- **Task prompt**:
State the number of lines that include the string "thiết", and write nothing else.

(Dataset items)
*-*-*

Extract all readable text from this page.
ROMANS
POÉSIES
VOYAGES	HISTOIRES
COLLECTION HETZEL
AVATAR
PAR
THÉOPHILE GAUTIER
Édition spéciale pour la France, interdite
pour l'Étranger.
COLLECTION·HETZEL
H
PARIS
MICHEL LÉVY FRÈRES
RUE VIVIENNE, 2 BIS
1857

*-*-*

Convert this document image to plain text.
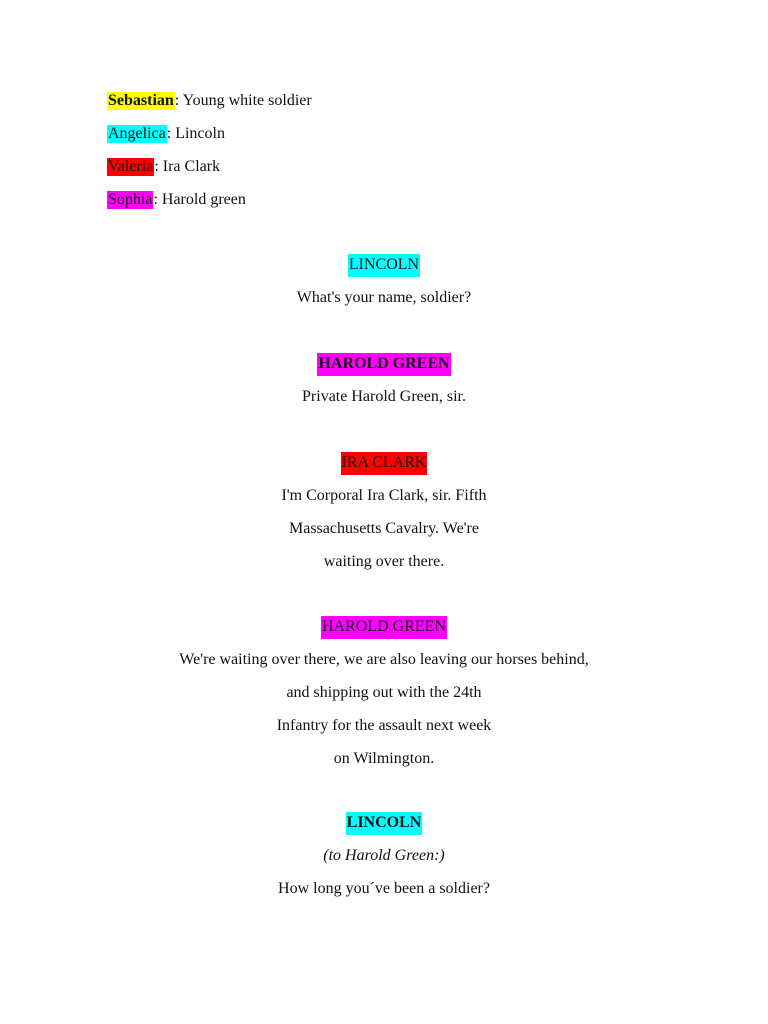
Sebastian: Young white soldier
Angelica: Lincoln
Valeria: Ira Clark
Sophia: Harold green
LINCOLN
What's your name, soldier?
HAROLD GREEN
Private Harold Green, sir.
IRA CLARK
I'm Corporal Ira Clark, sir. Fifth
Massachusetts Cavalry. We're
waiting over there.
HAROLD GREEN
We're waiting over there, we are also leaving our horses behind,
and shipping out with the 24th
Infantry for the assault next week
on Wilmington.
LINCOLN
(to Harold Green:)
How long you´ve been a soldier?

*-*-*

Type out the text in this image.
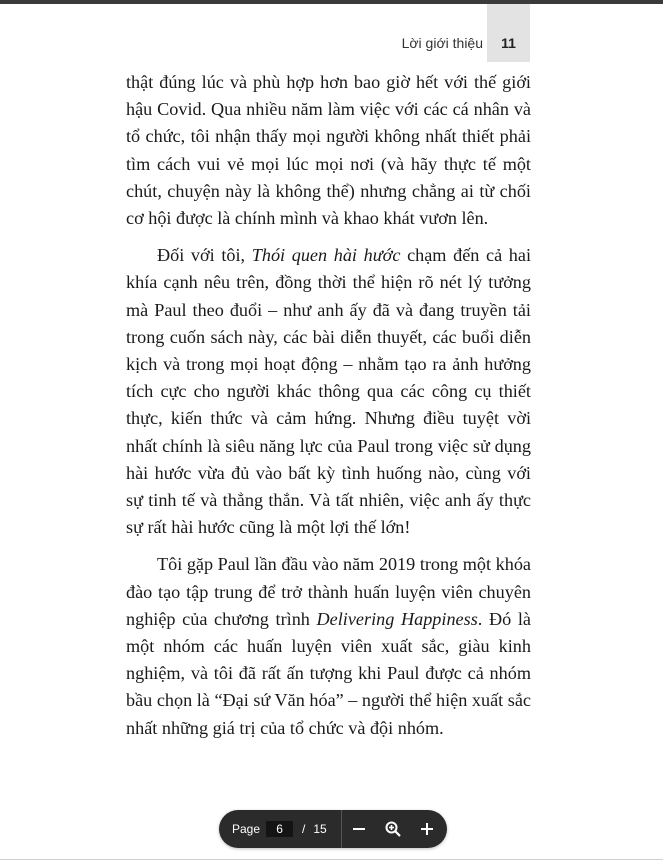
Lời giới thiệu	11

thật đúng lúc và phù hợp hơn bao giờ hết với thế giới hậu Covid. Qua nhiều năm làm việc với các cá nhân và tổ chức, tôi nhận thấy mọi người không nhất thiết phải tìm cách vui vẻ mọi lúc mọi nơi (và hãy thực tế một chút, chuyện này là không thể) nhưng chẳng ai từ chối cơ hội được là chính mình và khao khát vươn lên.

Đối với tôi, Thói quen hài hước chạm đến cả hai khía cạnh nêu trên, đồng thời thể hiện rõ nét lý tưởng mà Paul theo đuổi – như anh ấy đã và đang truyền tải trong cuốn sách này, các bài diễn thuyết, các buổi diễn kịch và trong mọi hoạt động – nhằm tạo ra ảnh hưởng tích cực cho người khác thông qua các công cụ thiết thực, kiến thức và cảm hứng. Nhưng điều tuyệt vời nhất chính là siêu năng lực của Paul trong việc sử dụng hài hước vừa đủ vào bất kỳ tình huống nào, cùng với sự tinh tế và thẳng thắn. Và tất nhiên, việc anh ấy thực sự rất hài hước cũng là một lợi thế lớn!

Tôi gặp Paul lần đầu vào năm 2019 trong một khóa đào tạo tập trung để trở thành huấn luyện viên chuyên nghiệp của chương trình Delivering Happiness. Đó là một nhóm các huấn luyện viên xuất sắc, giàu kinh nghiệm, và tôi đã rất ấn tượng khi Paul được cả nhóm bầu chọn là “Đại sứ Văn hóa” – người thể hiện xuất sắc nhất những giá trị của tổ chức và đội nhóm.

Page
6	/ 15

*-*-*

- **The answer**:
2